[EXERCISE INPUTS start]

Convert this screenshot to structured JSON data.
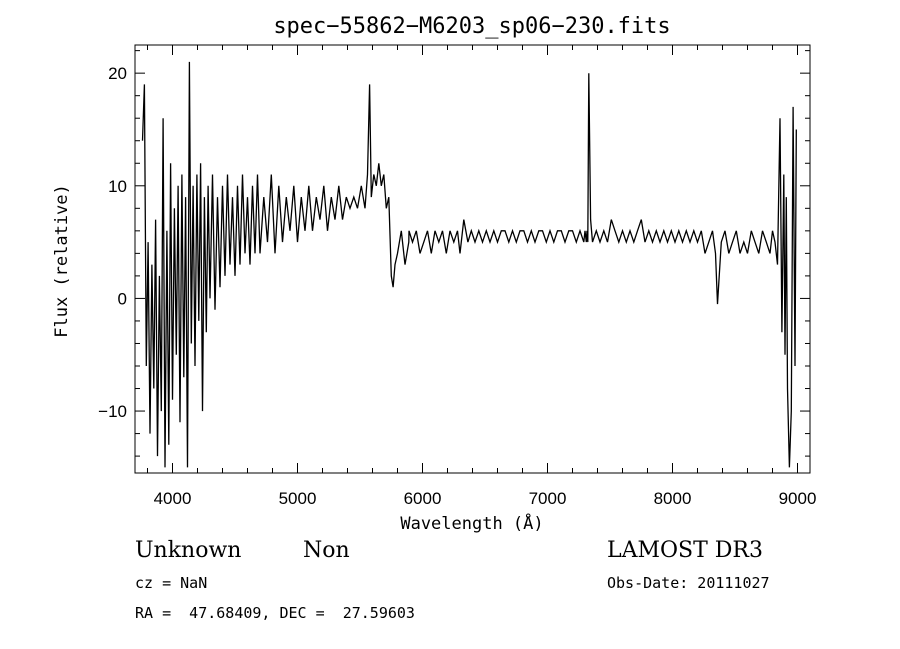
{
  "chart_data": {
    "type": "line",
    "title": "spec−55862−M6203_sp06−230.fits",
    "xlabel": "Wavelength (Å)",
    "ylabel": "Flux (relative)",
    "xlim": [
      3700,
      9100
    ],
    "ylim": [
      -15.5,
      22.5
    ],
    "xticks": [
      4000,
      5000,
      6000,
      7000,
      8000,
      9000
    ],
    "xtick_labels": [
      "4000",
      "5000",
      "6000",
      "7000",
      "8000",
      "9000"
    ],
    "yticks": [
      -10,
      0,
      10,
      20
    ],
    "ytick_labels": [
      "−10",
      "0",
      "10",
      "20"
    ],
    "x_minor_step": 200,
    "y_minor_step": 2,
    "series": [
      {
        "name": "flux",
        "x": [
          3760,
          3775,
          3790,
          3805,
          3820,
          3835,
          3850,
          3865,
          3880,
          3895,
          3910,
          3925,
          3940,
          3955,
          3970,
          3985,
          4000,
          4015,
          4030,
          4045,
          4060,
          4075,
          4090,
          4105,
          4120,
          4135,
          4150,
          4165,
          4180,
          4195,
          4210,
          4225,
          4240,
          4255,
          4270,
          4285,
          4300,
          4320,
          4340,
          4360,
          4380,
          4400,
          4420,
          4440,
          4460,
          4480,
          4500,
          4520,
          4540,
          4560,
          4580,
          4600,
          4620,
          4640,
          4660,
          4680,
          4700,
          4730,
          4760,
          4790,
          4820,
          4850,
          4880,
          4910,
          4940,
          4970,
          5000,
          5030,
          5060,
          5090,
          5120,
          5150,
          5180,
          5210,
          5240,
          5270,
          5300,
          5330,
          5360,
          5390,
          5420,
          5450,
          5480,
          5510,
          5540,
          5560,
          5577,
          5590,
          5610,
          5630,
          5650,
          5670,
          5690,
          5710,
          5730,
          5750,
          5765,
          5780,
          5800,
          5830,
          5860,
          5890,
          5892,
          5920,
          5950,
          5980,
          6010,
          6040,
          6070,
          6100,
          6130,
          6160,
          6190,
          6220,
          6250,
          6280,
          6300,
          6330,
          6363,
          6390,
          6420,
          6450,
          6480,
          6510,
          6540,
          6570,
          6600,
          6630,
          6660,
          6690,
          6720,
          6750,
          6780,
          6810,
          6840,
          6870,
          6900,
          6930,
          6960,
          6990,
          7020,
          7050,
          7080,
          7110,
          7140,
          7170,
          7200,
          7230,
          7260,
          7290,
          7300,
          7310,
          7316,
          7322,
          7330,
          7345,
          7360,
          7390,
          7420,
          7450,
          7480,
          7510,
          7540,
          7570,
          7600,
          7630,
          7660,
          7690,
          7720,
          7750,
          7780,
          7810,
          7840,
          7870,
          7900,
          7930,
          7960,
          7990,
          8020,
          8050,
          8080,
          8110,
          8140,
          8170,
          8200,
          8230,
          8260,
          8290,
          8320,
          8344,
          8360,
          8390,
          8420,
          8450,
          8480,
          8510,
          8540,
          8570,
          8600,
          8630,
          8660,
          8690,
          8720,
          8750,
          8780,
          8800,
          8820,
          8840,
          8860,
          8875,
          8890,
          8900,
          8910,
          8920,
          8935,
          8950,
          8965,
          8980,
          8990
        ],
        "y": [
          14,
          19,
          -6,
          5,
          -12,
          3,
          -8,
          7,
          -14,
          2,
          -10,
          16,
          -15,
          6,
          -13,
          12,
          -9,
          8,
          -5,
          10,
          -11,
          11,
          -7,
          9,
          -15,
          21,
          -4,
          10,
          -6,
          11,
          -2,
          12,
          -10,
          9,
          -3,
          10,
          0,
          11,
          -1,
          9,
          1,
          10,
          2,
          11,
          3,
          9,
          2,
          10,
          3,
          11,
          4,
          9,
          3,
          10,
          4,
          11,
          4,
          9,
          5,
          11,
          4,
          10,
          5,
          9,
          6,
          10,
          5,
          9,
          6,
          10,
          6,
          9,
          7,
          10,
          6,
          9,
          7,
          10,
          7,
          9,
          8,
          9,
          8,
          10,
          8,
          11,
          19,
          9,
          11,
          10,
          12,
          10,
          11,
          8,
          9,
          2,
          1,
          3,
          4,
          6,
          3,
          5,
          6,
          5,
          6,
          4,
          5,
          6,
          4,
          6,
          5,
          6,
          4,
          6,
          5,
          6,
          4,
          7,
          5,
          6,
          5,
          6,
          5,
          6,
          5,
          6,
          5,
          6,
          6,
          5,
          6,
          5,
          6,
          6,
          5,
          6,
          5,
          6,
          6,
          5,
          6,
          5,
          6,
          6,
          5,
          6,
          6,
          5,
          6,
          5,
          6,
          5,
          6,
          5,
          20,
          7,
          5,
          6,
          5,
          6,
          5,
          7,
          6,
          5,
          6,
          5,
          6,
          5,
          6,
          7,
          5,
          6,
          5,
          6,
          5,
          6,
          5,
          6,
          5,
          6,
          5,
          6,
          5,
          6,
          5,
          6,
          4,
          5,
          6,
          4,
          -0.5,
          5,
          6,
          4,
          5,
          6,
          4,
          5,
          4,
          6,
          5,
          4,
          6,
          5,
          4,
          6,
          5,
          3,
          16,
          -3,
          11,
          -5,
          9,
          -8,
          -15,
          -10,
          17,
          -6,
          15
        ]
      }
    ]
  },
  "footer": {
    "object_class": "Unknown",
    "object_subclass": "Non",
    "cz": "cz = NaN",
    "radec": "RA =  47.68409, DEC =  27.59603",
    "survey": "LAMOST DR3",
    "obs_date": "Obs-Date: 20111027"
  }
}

[EXERCISE INPUTS end]

> WORK TO BE COMPLETED:
Return each line exactly as written. Any picture gets left out.

> ANSWER TO THIS EXERCISE:
Convert this screenshot to structured JSON data.
{
  "chart_data": {
    "type": "line",
    "title": "spec−55862−M6203_sp06−230.fits",
    "xlabel": "Wavelength (Å)",
    "ylabel": "Flux (relative)",
    "xlim": [
      3700,
      9100
    ],
    "ylim": [
      -15.5,
      22.5
    ],
    "xticks": [
      4000,
      5000,
      6000,
      7000,
      8000,
      9000
    ],
    "xtick_labels": [
      "4000",
      "5000",
      "6000",
      "7000",
      "8000",
      "9000"
    ],
    "yticks": [
      -10,
      0,
      10,
      20
    ],
    "ytick_labels": [
      "−10",
      "0",
      "10",
      "20"
    ],
    "x_minor_step": 200,
    "y_minor_step": 2,
    "series": [
      {
        "name": "flux",
        "x": [
          3760,
          3775,
          3790,
          3805,
          3820,
          3835,
          3850,
          3865,
          3880,
          3895,
          3910,
          3925,
          3940,
          3955,
          3970,
          3985,
          4000,
          4015,
          4030,
          4045,
          4060,
          4075,
          4090,
          4105,
          4120,
          4135,
          4150,
          4165,
          4180,
          4195,
          4210,
          4225,
          4240,
          4255,
          4270,
          4285,
          4300,
          4320,
          4340,
          4360,
          4380,
          4400,
          4420,
          4440,
          4460,
          4480,
          4500,
          4520,
          4540,
          4560,
          4580,
          4600,
          4620,
          4640,
          4660,
          4680,
          4700,
          4730,
          4760,
          4790,
          4820,
          4850,
          4880,
          4910,
          4940,
          4970,
          5000,
          5030,
          5060,
          5090,
          5120,
          5150,
          5180,
          5210,
          5240,
          5270,
          5300,
          5330,
          5360,
          5390,
          5420,
          5450,
          5480,
          5510,
          5540,
          5560,
          5577,
          5590,
          5610,
          5630,
          5650,
          5670,
          5690,
          5710,
          5730,
          5750,
          5765,
          5780,
          5800,
          5830,
          5860,
          5890,
          5892,
          5920,
          5950,
          5980,
          6010,
          6040,
          6070,
          6100,
          6130,
          6160,
          6190,
          6220,
          6250,
          6280,
          6300,
          6330,
          6363,
          6390,
          6420,
          6450,
          6480,
          6510,
          6540,
          6570,
          6600,
          6630,
          6660,
          6690,
          6720,
          6750,
          6780,
          6810,
          6840,
          6870,
          6900,
          6930,
          6960,
          6990,
          7020,
          7050,
          7080,
          7110,
          7140,
          7170,
          7200,
          7230,
          7260,
          7290,
          7300,
          7310,
          7316,
          7322,
          7330,
          7345,
          7360,
          7390,
          7420,
          7450,
          7480,
          7510,
          7540,
          7570,
          7600,
          7630,
          7660,
          7690,
          7720,
          7750,
          7780,
          7810,
          7840,
          7870,
          7900,
          7930,
          7960,
          7990,
          8020,
          8050,
          8080,
          8110,
          8140,
          8170,
          8200,
          8230,
          8260,
          8290,
          8320,
          8344,
          8360,
          8390,
          8420,
          8450,
          8480,
          8510,
          8540,
          8570,
          8600,
          8630,
          8660,
          8690,
          8720,
          8750,
          8780,
          8800,
          8820,
          8840,
          8860,
          8875,
          8890,
          8900,
          8910,
          8920,
          8935,
          8950,
          8965,
          8980,
          8990
        ],
        "y": [
          14,
          19,
          -6,
          5,
          -12,
          3,
          -8,
          7,
          -14,
          2,
          -10,
          16,
          -15,
          6,
          -13,
          12,
          -9,
          8,
          -5,
          10,
          -11,
          11,
          -7,
          9,
          -15,
          21,
          -4,
          10,
          -6,
          11,
          -2,
          12,
          -10,
          9,
          -3,
          10,
          0,
          11,
          -1,
          9,
          1,
          10,
          2,
          11,
          3,
          9,
          2,
          10,
          3,
          11,
          4,
          9,
          3,
          10,
          4,
          11,
          4,
          9,
          5,
          11,
          4,
          10,
          5,
          9,
          6,
          10,
          5,
          9,
          6,
          10,
          6,
          9,
          7,
          10,
          6,
          9,
          7,
          10,
          7,
          9,
          8,
          9,
          8,
          10,
          8,
          11,
          19,
          9,
          11,
          10,
          12,
          10,
          11,
          8,
          9,
          2,
          1,
          3,
          4,
          6,
          3,
          5,
          6,
          5,
          6,
          4,
          5,
          6,
          4,
          6,
          5,
          6,
          4,
          6,
          5,
          6,
          4,
          7,
          5,
          6,
          5,
          6,
          5,
          6,
          5,
          6,
          5,
          6,
          6,
          5,
          6,
          5,
          6,
          6,
          5,
          6,
          5,
          6,
          6,
          5,
          6,
          5,
          6,
          6,
          5,
          6,
          6,
          5,
          6,
          5,
          6,
          5,
          6,
          5,
          20,
          7,
          5,
          6,
          5,
          6,
          5,
          7,
          6,
          5,
          6,
          5,
          6,
          5,
          6,
          7,
          5,
          6,
          5,
          6,
          5,
          6,
          5,
          6,
          5,
          6,
          5,
          6,
          5,
          6,
          5,
          6,
          4,
          5,
          6,
          4,
          -0.5,
          5,
          6,
          4,
          5,
          6,
          4,
          5,
          4,
          6,
          5,
          4,
          6,
          5,
          4,
          6,
          5,
          3,
          16,
          -3,
          11,
          -5,
          9,
          -8,
          -15,
          -10,
          17,
          -6,
          15
        ]
      }
    ]
  },
  "footer": {
    "object_class": "Unknown",
    "object_subclass": "Non",
    "cz": "cz = NaN",
    "radec": "RA =  47.68409, DEC =  27.59603",
    "survey": "LAMOST DR3",
    "obs_date": "Obs-Date: 20111027"
  }
}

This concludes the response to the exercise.